» **GOAL OF THE EXERCISE**
Without skipping anything, write out each record below exactly.

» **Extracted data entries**
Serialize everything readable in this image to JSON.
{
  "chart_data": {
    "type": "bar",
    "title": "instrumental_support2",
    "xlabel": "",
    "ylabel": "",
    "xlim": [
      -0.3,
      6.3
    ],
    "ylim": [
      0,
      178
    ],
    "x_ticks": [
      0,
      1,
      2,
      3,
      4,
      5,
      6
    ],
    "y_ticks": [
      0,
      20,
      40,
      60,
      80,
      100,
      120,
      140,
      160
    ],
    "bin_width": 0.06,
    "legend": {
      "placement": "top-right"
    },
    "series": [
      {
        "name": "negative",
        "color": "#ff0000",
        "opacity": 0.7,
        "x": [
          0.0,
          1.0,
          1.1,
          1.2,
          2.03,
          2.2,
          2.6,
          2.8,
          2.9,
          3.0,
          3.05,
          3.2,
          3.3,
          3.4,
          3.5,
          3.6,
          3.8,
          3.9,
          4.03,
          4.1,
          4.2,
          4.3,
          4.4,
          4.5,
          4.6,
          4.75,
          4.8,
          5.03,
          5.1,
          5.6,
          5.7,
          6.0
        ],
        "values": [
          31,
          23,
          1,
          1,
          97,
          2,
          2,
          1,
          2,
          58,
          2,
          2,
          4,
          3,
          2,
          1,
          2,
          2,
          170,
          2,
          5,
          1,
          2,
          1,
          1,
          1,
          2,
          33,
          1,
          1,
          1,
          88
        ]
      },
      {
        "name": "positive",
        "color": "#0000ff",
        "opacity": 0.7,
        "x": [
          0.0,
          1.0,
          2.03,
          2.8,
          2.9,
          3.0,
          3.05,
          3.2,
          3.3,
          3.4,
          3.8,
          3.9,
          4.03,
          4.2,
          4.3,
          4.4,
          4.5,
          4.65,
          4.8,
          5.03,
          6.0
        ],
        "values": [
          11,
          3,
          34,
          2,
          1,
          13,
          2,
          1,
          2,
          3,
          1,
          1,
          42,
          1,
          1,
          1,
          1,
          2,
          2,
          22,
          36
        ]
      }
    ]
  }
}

» **THE REPLY**
Serialize everything readable in this image to JSON.
{
  "chart_data": {
    "type": "bar",
    "title": "instrumental_support2",
    "xlabel": "",
    "ylabel": "",
    "xlim": [
      -0.3,
      6.3
    ],
    "ylim": [
      0,
      178
    ],
    "x_ticks": [
      0,
      1,
      2,
      3,
      4,
      5,
      6
    ],
    "y_ticks": [
      0,
      20,
      40,
      60,
      80,
      100,
      120,
      140,
      160
    ],
    "bin_width": 0.06,
    "legend": {
      "placement": "top-right"
    },
    "series": [
      {
        "name": "negative",
        "color": "#ff0000",
        "opacity": 0.7,
        "x": [
          0.0,
          1.0,
          1.1,
          1.2,
          2.03,
          2.2,
          2.6,
          2.8,
          2.9,
          3.0,
          3.05,
          3.2,
          3.3,
          3.4,
          3.5,
          3.6,
          3.8,
          3.9,
          4.03,
          4.1,
          4.2,
          4.3,
          4.4,
          4.5,
          4.6,
          4.75,
          4.8,
          5.03,
          5.1,
          5.6,
          5.7,
          6.0
        ],
        "values": [
          31,
          23,
          1,
          1,
          97,
          2,
          2,
          1,
          2,
          58,
          2,
          2,
          4,
          3,
          2,
          1,
          2,
          2,
          170,
          2,
          5,
          1,
          2,
          1,
          1,
          1,
          2,
          33,
          1,
          1,
          1,
          88
        ]
      },
      {
        "name": "positive",
        "color": "#0000ff",
        "opacity": 0.7,
        "x": [
          0.0,
          1.0,
          2.03,
          2.8,
          2.9,
          3.0,
          3.05,
          3.2,
          3.3,
          3.4,
          3.8,
          3.9,
          4.03,
          4.2,
          4.3,
          4.4,
          4.5,
          4.65,
          4.8,
          5.03,
          6.0
        ],
        "values": [
          11,
          3,
          34,
          2,
          1,
          13,
          2,
          1,
          2,
          3,
          1,
          1,
          42,
          1,
          1,
          1,
          1,
          2,
          2,
          22,
          36
        ]
      }
    ]
  }
}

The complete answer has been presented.